* _Stated problem_: Copy out the listing below line for line, keeping every character unchanged.

* _Data in this exercise_:
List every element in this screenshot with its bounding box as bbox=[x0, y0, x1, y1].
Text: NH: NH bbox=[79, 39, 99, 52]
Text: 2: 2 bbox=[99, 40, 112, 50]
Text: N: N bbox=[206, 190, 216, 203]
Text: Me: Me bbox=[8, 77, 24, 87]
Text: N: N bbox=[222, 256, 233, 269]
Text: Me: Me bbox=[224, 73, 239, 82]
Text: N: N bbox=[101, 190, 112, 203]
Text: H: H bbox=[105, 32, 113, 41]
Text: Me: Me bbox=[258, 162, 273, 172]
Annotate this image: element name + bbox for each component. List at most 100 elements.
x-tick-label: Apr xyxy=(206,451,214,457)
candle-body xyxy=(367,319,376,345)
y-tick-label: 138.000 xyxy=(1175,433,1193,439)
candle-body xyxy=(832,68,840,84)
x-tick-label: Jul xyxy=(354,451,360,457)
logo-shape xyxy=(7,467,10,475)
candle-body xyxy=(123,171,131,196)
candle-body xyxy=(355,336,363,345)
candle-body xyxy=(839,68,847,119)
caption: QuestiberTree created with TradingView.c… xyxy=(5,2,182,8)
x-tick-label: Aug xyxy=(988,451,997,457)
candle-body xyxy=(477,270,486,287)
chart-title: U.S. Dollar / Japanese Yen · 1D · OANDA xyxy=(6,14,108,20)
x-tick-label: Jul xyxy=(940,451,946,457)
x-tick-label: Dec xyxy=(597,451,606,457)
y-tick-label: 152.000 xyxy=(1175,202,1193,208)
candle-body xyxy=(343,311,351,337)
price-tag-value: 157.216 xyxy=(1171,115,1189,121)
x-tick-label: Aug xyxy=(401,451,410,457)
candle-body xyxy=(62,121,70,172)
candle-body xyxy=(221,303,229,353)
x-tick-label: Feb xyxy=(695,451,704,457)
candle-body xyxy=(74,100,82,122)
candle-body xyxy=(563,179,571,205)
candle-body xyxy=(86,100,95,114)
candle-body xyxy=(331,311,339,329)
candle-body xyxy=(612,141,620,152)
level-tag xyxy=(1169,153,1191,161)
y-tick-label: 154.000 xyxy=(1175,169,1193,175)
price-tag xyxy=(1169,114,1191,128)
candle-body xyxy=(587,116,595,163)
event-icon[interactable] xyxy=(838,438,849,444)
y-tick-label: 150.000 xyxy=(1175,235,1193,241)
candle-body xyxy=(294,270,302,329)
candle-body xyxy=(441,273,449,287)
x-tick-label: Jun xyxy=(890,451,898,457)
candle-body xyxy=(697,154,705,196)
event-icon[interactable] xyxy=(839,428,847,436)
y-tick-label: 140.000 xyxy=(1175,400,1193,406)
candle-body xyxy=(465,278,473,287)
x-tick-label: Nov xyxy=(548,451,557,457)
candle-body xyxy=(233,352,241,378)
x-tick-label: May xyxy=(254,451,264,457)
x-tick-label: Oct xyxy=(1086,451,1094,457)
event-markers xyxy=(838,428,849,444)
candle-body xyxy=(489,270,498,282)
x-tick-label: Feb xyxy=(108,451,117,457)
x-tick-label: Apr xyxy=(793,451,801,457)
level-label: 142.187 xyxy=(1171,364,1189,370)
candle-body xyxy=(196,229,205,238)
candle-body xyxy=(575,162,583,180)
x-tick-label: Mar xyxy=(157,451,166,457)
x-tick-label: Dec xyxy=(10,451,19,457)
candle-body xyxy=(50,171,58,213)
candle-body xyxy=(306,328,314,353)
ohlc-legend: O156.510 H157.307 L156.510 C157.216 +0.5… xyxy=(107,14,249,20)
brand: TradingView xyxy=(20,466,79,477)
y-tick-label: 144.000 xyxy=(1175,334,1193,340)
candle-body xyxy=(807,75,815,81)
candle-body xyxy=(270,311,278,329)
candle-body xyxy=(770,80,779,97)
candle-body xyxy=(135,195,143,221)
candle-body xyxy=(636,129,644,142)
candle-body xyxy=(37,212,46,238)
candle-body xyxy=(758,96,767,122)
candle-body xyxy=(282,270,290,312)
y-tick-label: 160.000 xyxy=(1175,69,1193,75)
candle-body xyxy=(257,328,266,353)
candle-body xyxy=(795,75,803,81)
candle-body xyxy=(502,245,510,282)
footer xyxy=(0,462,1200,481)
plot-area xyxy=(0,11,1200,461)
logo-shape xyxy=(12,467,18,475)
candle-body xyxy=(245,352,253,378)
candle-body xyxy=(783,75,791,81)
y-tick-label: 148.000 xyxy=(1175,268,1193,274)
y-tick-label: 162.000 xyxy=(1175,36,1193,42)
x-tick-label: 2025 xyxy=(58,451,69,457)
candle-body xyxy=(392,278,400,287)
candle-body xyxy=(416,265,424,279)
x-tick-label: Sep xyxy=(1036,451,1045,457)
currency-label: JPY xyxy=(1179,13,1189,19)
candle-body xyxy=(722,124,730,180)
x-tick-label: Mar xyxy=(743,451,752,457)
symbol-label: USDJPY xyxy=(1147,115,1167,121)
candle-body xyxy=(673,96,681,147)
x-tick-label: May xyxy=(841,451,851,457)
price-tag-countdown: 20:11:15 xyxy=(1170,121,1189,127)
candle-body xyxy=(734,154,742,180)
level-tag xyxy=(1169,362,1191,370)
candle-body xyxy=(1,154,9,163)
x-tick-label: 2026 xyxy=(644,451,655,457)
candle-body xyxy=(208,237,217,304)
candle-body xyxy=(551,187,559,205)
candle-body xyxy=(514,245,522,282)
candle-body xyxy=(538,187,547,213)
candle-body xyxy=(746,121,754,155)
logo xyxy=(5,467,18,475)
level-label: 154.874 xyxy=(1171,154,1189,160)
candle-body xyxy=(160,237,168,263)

* _Expected answer_:
List every element in this screenshot with its bounding box as bbox=[x0, y0, x1, y1].
Text: NH: NH bbox=[79, 39, 99, 52]
Text: 2: 2 bbox=[99, 40, 112, 50]
Text: N: N bbox=[206, 190, 216, 203]
Text: Me: Me bbox=[8, 77, 24, 87]
Text: N: N bbox=[222, 256, 233, 269]
Text: Me: Me bbox=[224, 73, 239, 82]
Text: N: N bbox=[101, 190, 112, 203]
Text: H: H bbox=[105, 32, 113, 41]
Text: Me: Me bbox=[258, 162, 273, 172]
Annotate this image: element name + bbox for each component. List at most 100 elements.
x-tick-label: Apr xyxy=(206,451,214,457)
candle-body xyxy=(367,319,376,345)
y-tick-label: 138.000 xyxy=(1175,433,1193,439)
candle-body xyxy=(832,68,840,84)
x-tick-label: Jul xyxy=(354,451,360,457)
logo-shape xyxy=(7,467,10,475)
candle-body xyxy=(123,171,131,196)
candle-body xyxy=(355,336,363,345)
candle-body xyxy=(839,68,847,119)
caption: QuestiberTree created with TradingView.c… xyxy=(5,2,182,8)
x-tick-label: Aug xyxy=(988,451,997,457)
candle-body xyxy=(477,270,486,287)
chart-title: U.S. Dollar / Japanese Yen · 1D · OANDA xyxy=(6,14,108,20)
x-tick-label: Jul xyxy=(940,451,946,457)
x-tick-label: Dec xyxy=(597,451,606,457)
y-tick-label: 152.000 xyxy=(1175,202,1193,208)
candle-body xyxy=(343,311,351,337)
price-tag-value: 157.216 xyxy=(1171,115,1189,121)
x-tick-label: Aug xyxy=(401,451,410,457)
candle-body xyxy=(62,121,70,172)
candle-body xyxy=(221,303,229,353)
x-tick-label: Feb xyxy=(695,451,704,457)
candle-body xyxy=(74,100,82,122)
candle-body xyxy=(563,179,571,205)
candle-body xyxy=(86,100,95,114)
candle-body xyxy=(331,311,339,329)
candle-body xyxy=(612,141,620,152)
level-tag xyxy=(1169,153,1191,161)
y-tick-label: 154.000 xyxy=(1175,169,1193,175)
price-tag xyxy=(1169,114,1191,128)
candle-body xyxy=(587,116,595,163)
event-icon[interactable] xyxy=(838,438,849,444)
y-tick-label: 150.000 xyxy=(1175,235,1193,241)
candle-body xyxy=(294,270,302,329)
candle-body xyxy=(441,273,449,287)
x-tick-label: Jun xyxy=(890,451,898,457)
candle-body xyxy=(697,154,705,196)
event-icon[interactable] xyxy=(839,428,847,436)
y-tick-label: 140.000 xyxy=(1175,400,1193,406)
candle-body xyxy=(465,278,473,287)
x-tick-label: Nov xyxy=(548,451,557,457)
candle-body xyxy=(233,352,241,378)
x-tick-label: May xyxy=(254,451,264,457)
x-tick-label: Oct xyxy=(1086,451,1094,457)
event-markers xyxy=(838,428,849,444)
candle-body xyxy=(489,270,498,282)
x-tick-label: Feb xyxy=(108,451,117,457)
x-tick-label: Apr xyxy=(793,451,801,457)
level-label: 142.187 xyxy=(1171,364,1189,370)
candle-body xyxy=(196,229,205,238)
candle-body xyxy=(575,162,583,180)
x-tick-label: Mar xyxy=(157,451,166,457)
x-tick-label: Dec xyxy=(10,451,19,457)
candle-body xyxy=(50,171,58,213)
candle-body xyxy=(306,328,314,353)
ohlc-legend: O156.510 H157.307 L156.510 C157.216 +0.5… xyxy=(107,14,249,20)
brand: TradingView xyxy=(20,466,79,477)
y-tick-label: 144.000 xyxy=(1175,334,1193,340)
candle-body xyxy=(807,75,815,81)
candle-body xyxy=(270,311,278,329)
candle-body xyxy=(770,80,779,97)
candle-body xyxy=(135,195,143,221)
candle-body xyxy=(636,129,644,142)
candle-body xyxy=(37,212,46,238)
candle-body xyxy=(758,96,767,122)
candle-body xyxy=(282,270,290,312)
y-tick-label: 160.000 xyxy=(1175,69,1193,75)
candle-body xyxy=(257,328,266,353)
candle-body xyxy=(795,75,803,81)
candle-body xyxy=(502,245,510,282)
footer xyxy=(0,462,1200,481)
plot-area xyxy=(0,11,1200,461)
logo-shape xyxy=(12,467,18,475)
candle-body xyxy=(245,352,253,378)
candle-body xyxy=(783,75,791,81)
y-tick-label: 148.000 xyxy=(1175,268,1193,274)
y-tick-label: 162.000 xyxy=(1175,36,1193,42)
x-tick-label: 2025 xyxy=(58,451,69,457)
candle-body xyxy=(392,278,400,287)
candle-body xyxy=(416,265,424,279)
x-tick-label: Sep xyxy=(1036,451,1045,457)
currency-label: JPY xyxy=(1179,13,1189,19)
candle-body xyxy=(722,124,730,180)
x-tick-label: Mar xyxy=(743,451,752,457)
symbol-label: USDJPY xyxy=(1147,115,1167,121)
candle-body xyxy=(673,96,681,147)
x-tick-label: May xyxy=(841,451,851,457)
price-tag-countdown: 20:11:15 xyxy=(1170,121,1189,127)
candle-body xyxy=(734,154,742,180)
level-tag xyxy=(1169,362,1191,370)
candle-body xyxy=(1,154,9,163)
x-tick-label: 2026 xyxy=(644,451,655,457)
candle-body xyxy=(208,237,217,304)
candle-body xyxy=(551,187,559,205)
candle-body xyxy=(514,245,522,282)
candle-body xyxy=(538,187,547,213)
candle-body xyxy=(746,121,754,155)
logo xyxy=(5,467,18,475)
level-label: 154.874 xyxy=(1171,154,1189,160)
candle-body xyxy=(160,237,168,263)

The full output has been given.